Stated goal. Output all the data exactly. Pictures do not belong in the copy.

Given data.
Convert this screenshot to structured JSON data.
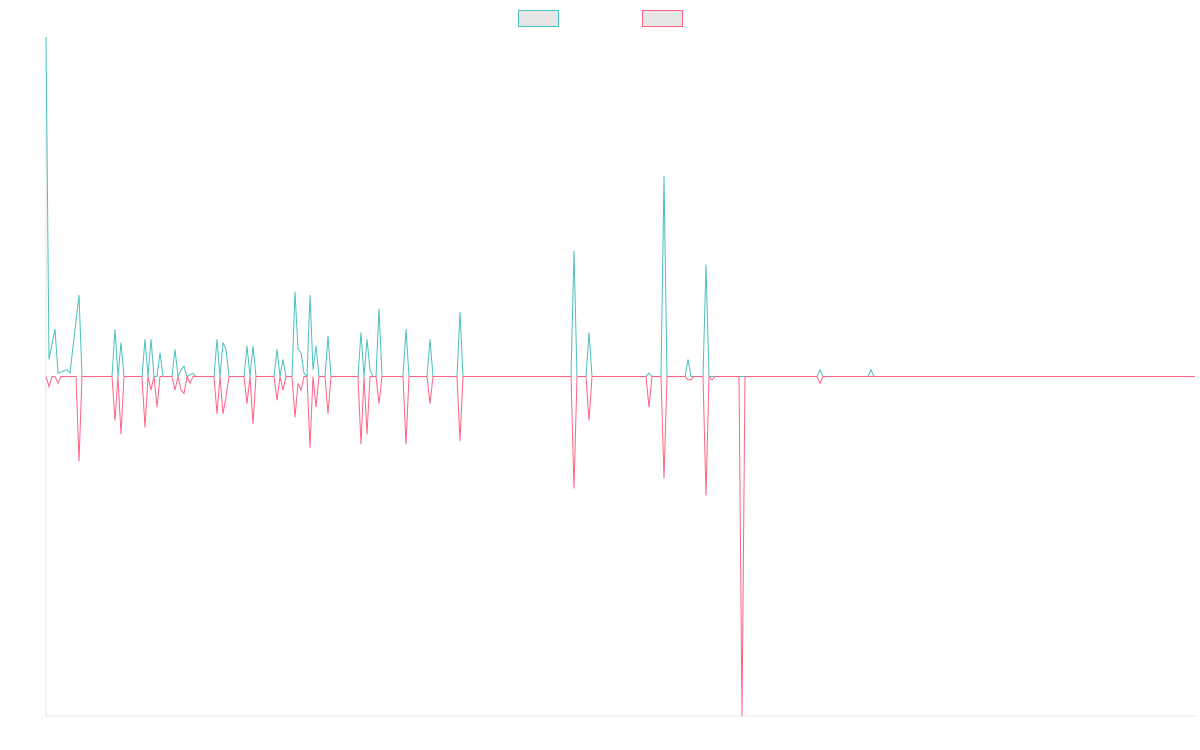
{
  "chart_data": {
    "type": "line",
    "title": "",
    "xlabel": "",
    "ylabel": "",
    "grid": false,
    "legend_placement": "top-center",
    "ylim": [
      -100,
      100
    ],
    "x_count": 384,
    "series": [
      {
        "color": "#4bc0c0",
        "fill": "#e6e6e6",
        "points": [
          [
            0,
            100
          ],
          [
            1,
            5
          ],
          [
            3,
            14
          ],
          [
            4,
            1
          ],
          [
            7,
            2
          ],
          [
            8,
            1
          ],
          [
            11,
            24
          ],
          [
            12,
            0
          ],
          [
            22,
            0
          ],
          [
            23,
            14
          ],
          [
            24,
            0
          ],
          [
            25,
            10
          ],
          [
            26,
            0
          ],
          [
            32,
            0
          ],
          [
            33,
            11
          ],
          [
            34,
            0
          ],
          [
            35,
            11
          ],
          [
            36,
            0
          ],
          [
            37,
            0
          ],
          [
            38,
            7
          ],
          [
            39,
            0
          ],
          [
            42,
            0
          ],
          [
            43,
            8
          ],
          [
            44,
            0
          ],
          [
            45,
            2
          ],
          [
            46,
            3
          ],
          [
            47,
            0
          ],
          [
            49,
            1
          ],
          [
            50,
            0
          ],
          [
            56,
            0
          ],
          [
            57,
            11
          ],
          [
            58,
            0
          ],
          [
            59,
            10
          ],
          [
            60,
            8
          ],
          [
            61,
            0
          ],
          [
            66,
            0
          ],
          [
            67,
            9
          ],
          [
            68,
            0
          ],
          [
            69,
            9
          ],
          [
            70,
            0
          ],
          [
            76,
            0
          ],
          [
            77,
            8
          ],
          [
            78,
            0
          ],
          [
            79,
            5
          ],
          [
            80,
            0
          ],
          [
            82,
            0
          ],
          [
            83,
            25
          ],
          [
            84,
            8
          ],
          [
            85,
            7
          ],
          [
            86,
            1
          ],
          [
            87,
            0
          ],
          [
            88,
            24
          ],
          [
            89,
            2
          ],
          [
            90,
            9
          ],
          [
            91,
            0
          ],
          [
            93,
            0
          ],
          [
            94,
            12
          ],
          [
            95,
            0
          ],
          [
            104,
            0
          ],
          [
            105,
            13
          ],
          [
            106,
            0
          ],
          [
            107,
            11
          ],
          [
            108,
            2
          ],
          [
            109,
            0
          ],
          [
            110,
            0
          ],
          [
            111,
            20
          ],
          [
            112,
            0
          ],
          [
            119,
            0
          ],
          [
            120,
            14
          ],
          [
            121,
            0
          ],
          [
            127,
            0
          ],
          [
            128,
            11
          ],
          [
            129,
            0
          ],
          [
            137,
            0
          ],
          [
            138,
            19
          ],
          [
            139,
            0
          ],
          [
            175,
            0
          ],
          [
            176,
            37
          ],
          [
            177,
            0
          ],
          [
            180,
            0
          ],
          [
            181,
            13
          ],
          [
            182,
            0
          ],
          [
            200,
            0
          ],
          [
            201,
            1
          ],
          [
            202,
            0
          ],
          [
            203,
            0
          ],
          [
            204,
            0
          ],
          [
            205,
            0
          ],
          [
            206,
            59
          ],
          [
            207,
            0
          ],
          [
            213,
            0
          ],
          [
            214,
            5
          ],
          [
            215,
            0
          ],
          [
            219,
            0
          ],
          [
            220,
            33
          ],
          [
            221,
            0
          ],
          [
            230,
            0
          ],
          [
            231,
            0
          ],
          [
            232,
            0
          ],
          [
            257,
            0
          ],
          [
            258,
            2
          ],
          [
            259,
            0
          ],
          [
            274,
            0
          ],
          [
            275,
            2
          ],
          [
            276,
            0
          ],
          [
            383,
            0
          ]
        ]
      },
      {
        "color": "#ff6384",
        "fill": "#e6e6e6",
        "points": [
          [
            0,
            0
          ],
          [
            1,
            -3
          ],
          [
            2,
            0
          ],
          [
            3,
            0
          ],
          [
            4,
            -2
          ],
          [
            5,
            0
          ],
          [
            10,
            0
          ],
          [
            11,
            -25
          ],
          [
            12,
            0
          ],
          [
            22,
            0
          ],
          [
            23,
            -13
          ],
          [
            24,
            0
          ],
          [
            25,
            -17
          ],
          [
            26,
            0
          ],
          [
            32,
            0
          ],
          [
            33,
            -15
          ],
          [
            34,
            0
          ],
          [
            35,
            -4
          ],
          [
            36,
            0
          ],
          [
            37,
            -9
          ],
          [
            38,
            0
          ],
          [
            42,
            0
          ],
          [
            43,
            -4
          ],
          [
            44,
            0
          ],
          [
            45,
            -4
          ],
          [
            46,
            -5
          ],
          [
            47,
            0
          ],
          [
            48,
            -2
          ],
          [
            49,
            0
          ],
          [
            56,
            0
          ],
          [
            57,
            -11
          ],
          [
            58,
            0
          ],
          [
            59,
            -11
          ],
          [
            60,
            -6
          ],
          [
            61,
            0
          ],
          [
            66,
            0
          ],
          [
            67,
            -8
          ],
          [
            68,
            0
          ],
          [
            69,
            -14
          ],
          [
            70,
            0
          ],
          [
            76,
            0
          ],
          [
            77,
            -7
          ],
          [
            78,
            0
          ],
          [
            79,
            -4
          ],
          [
            80,
            0
          ],
          [
            82,
            0
          ],
          [
            83,
            -12
          ],
          [
            84,
            -2
          ],
          [
            85,
            -4
          ],
          [
            86,
            0
          ],
          [
            87,
            0
          ],
          [
            88,
            -21
          ],
          [
            89,
            0
          ],
          [
            90,
            -9
          ],
          [
            91,
            0
          ],
          [
            93,
            0
          ],
          [
            94,
            -11
          ],
          [
            95,
            0
          ],
          [
            104,
            0
          ],
          [
            105,
            -20
          ],
          [
            106,
            0
          ],
          [
            107,
            -17
          ],
          [
            108,
            0
          ],
          [
            110,
            0
          ],
          [
            111,
            -8
          ],
          [
            112,
            0
          ],
          [
            119,
            0
          ],
          [
            120,
            -20
          ],
          [
            121,
            0
          ],
          [
            127,
            0
          ],
          [
            128,
            -8
          ],
          [
            129,
            0
          ],
          [
            137,
            0
          ],
          [
            138,
            -19
          ],
          [
            139,
            0
          ],
          [
            175,
            0
          ],
          [
            176,
            -33
          ],
          [
            177,
            0
          ],
          [
            180,
            0
          ],
          [
            181,
            -13
          ],
          [
            182,
            0
          ],
          [
            200,
            0
          ],
          [
            201,
            -9
          ],
          [
            202,
            0
          ],
          [
            205,
            0
          ],
          [
            206,
            -30
          ],
          [
            207,
            0
          ],
          [
            213,
            0
          ],
          [
            214,
            -1
          ],
          [
            215,
            -1
          ],
          [
            216,
            0
          ],
          [
            219,
            0
          ],
          [
            220,
            -35
          ],
          [
            221,
            0
          ],
          [
            222,
            -1
          ],
          [
            223,
            0
          ],
          [
            231,
            0
          ],
          [
            232,
            -100
          ],
          [
            233,
            0
          ],
          [
            257,
            0
          ],
          [
            258,
            -2
          ],
          [
            259,
            0
          ],
          [
            383,
            0
          ]
        ]
      }
    ]
  }
}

Completed exercise.
Convert this screenshot to structured JSON data.
{
  "chart_data": {
    "type": "line",
    "title": "",
    "xlabel": "",
    "ylabel": "",
    "grid": false,
    "legend_placement": "top-center",
    "ylim": [
      -100,
      100
    ],
    "x_count": 384,
    "series": [
      {
        "color": "#4bc0c0",
        "fill": "#e6e6e6",
        "points": [
          [
            0,
            100
          ],
          [
            1,
            5
          ],
          [
            3,
            14
          ],
          [
            4,
            1
          ],
          [
            7,
            2
          ],
          [
            8,
            1
          ],
          [
            11,
            24
          ],
          [
            12,
            0
          ],
          [
            22,
            0
          ],
          [
            23,
            14
          ],
          [
            24,
            0
          ],
          [
            25,
            10
          ],
          [
            26,
            0
          ],
          [
            32,
            0
          ],
          [
            33,
            11
          ],
          [
            34,
            0
          ],
          [
            35,
            11
          ],
          [
            36,
            0
          ],
          [
            37,
            0
          ],
          [
            38,
            7
          ],
          [
            39,
            0
          ],
          [
            42,
            0
          ],
          [
            43,
            8
          ],
          [
            44,
            0
          ],
          [
            45,
            2
          ],
          [
            46,
            3
          ],
          [
            47,
            0
          ],
          [
            49,
            1
          ],
          [
            50,
            0
          ],
          [
            56,
            0
          ],
          [
            57,
            11
          ],
          [
            58,
            0
          ],
          [
            59,
            10
          ],
          [
            60,
            8
          ],
          [
            61,
            0
          ],
          [
            66,
            0
          ],
          [
            67,
            9
          ],
          [
            68,
            0
          ],
          [
            69,
            9
          ],
          [
            70,
            0
          ],
          [
            76,
            0
          ],
          [
            77,
            8
          ],
          [
            78,
            0
          ],
          [
            79,
            5
          ],
          [
            80,
            0
          ],
          [
            82,
            0
          ],
          [
            83,
            25
          ],
          [
            84,
            8
          ],
          [
            85,
            7
          ],
          [
            86,
            1
          ],
          [
            87,
            0
          ],
          [
            88,
            24
          ],
          [
            89,
            2
          ],
          [
            90,
            9
          ],
          [
            91,
            0
          ],
          [
            93,
            0
          ],
          [
            94,
            12
          ],
          [
            95,
            0
          ],
          [
            104,
            0
          ],
          [
            105,
            13
          ],
          [
            106,
            0
          ],
          [
            107,
            11
          ],
          [
            108,
            2
          ],
          [
            109,
            0
          ],
          [
            110,
            0
          ],
          [
            111,
            20
          ],
          [
            112,
            0
          ],
          [
            119,
            0
          ],
          [
            120,
            14
          ],
          [
            121,
            0
          ],
          [
            127,
            0
          ],
          [
            128,
            11
          ],
          [
            129,
            0
          ],
          [
            137,
            0
          ],
          [
            138,
            19
          ],
          [
            139,
            0
          ],
          [
            175,
            0
          ],
          [
            176,
            37
          ],
          [
            177,
            0
          ],
          [
            180,
            0
          ],
          [
            181,
            13
          ],
          [
            182,
            0
          ],
          [
            200,
            0
          ],
          [
            201,
            1
          ],
          [
            202,
            0
          ],
          [
            203,
            0
          ],
          [
            204,
            0
          ],
          [
            205,
            0
          ],
          [
            206,
            59
          ],
          [
            207,
            0
          ],
          [
            213,
            0
          ],
          [
            214,
            5
          ],
          [
            215,
            0
          ],
          [
            219,
            0
          ],
          [
            220,
            33
          ],
          [
            221,
            0
          ],
          [
            230,
            0
          ],
          [
            231,
            0
          ],
          [
            232,
            0
          ],
          [
            257,
            0
          ],
          [
            258,
            2
          ],
          [
            259,
            0
          ],
          [
            274,
            0
          ],
          [
            275,
            2
          ],
          [
            276,
            0
          ],
          [
            383,
            0
          ]
        ]
      },
      {
        "color": "#ff6384",
        "fill": "#e6e6e6",
        "points": [
          [
            0,
            0
          ],
          [
            1,
            -3
          ],
          [
            2,
            0
          ],
          [
            3,
            0
          ],
          [
            4,
            -2
          ],
          [
            5,
            0
          ],
          [
            10,
            0
          ],
          [
            11,
            -25
          ],
          [
            12,
            0
          ],
          [
            22,
            0
          ],
          [
            23,
            -13
          ],
          [
            24,
            0
          ],
          [
            25,
            -17
          ],
          [
            26,
            0
          ],
          [
            32,
            0
          ],
          [
            33,
            -15
          ],
          [
            34,
            0
          ],
          [
            35,
            -4
          ],
          [
            36,
            0
          ],
          [
            37,
            -9
          ],
          [
            38,
            0
          ],
          [
            42,
            0
          ],
          [
            43,
            -4
          ],
          [
            44,
            0
          ],
          [
            45,
            -4
          ],
          [
            46,
            -5
          ],
          [
            47,
            0
          ],
          [
            48,
            -2
          ],
          [
            49,
            0
          ],
          [
            56,
            0
          ],
          [
            57,
            -11
          ],
          [
            58,
            0
          ],
          [
            59,
            -11
          ],
          [
            60,
            -6
          ],
          [
            61,
            0
          ],
          [
            66,
            0
          ],
          [
            67,
            -8
          ],
          [
            68,
            0
          ],
          [
            69,
            -14
          ],
          [
            70,
            0
          ],
          [
            76,
            0
          ],
          [
            77,
            -7
          ],
          [
            78,
            0
          ],
          [
            79,
            -4
          ],
          [
            80,
            0
          ],
          [
            82,
            0
          ],
          [
            83,
            -12
          ],
          [
            84,
            -2
          ],
          [
            85,
            -4
          ],
          [
            86,
            0
          ],
          [
            87,
            0
          ],
          [
            88,
            -21
          ],
          [
            89,
            0
          ],
          [
            90,
            -9
          ],
          [
            91,
            0
          ],
          [
            93,
            0
          ],
          [
            94,
            -11
          ],
          [
            95,
            0
          ],
          [
            104,
            0
          ],
          [
            105,
            -20
          ],
          [
            106,
            0
          ],
          [
            107,
            -17
          ],
          [
            108,
            0
          ],
          [
            110,
            0
          ],
          [
            111,
            -8
          ],
          [
            112,
            0
          ],
          [
            119,
            0
          ],
          [
            120,
            -20
          ],
          [
            121,
            0
          ],
          [
            127,
            0
          ],
          [
            128,
            -8
          ],
          [
            129,
            0
          ],
          [
            137,
            0
          ],
          [
            138,
            -19
          ],
          [
            139,
            0
          ],
          [
            175,
            0
          ],
          [
            176,
            -33
          ],
          [
            177,
            0
          ],
          [
            180,
            0
          ],
          [
            181,
            -13
          ],
          [
            182,
            0
          ],
          [
            200,
            0
          ],
          [
            201,
            -9
          ],
          [
            202,
            0
          ],
          [
            205,
            0
          ],
          [
            206,
            -30
          ],
          [
            207,
            0
          ],
          [
            213,
            0
          ],
          [
            214,
            -1
          ],
          [
            215,
            -1
          ],
          [
            216,
            0
          ],
          [
            219,
            0
          ],
          [
            220,
            -35
          ],
          [
            221,
            0
          ],
          [
            222,
            -1
          ],
          [
            223,
            0
          ],
          [
            231,
            0
          ],
          [
            232,
            -100
          ],
          [
            233,
            0
          ],
          [
            257,
            0
          ],
          [
            258,
            -2
          ],
          [
            259,
            0
          ],
          [
            383,
            0
          ]
        ]
      }
    ]
  }
}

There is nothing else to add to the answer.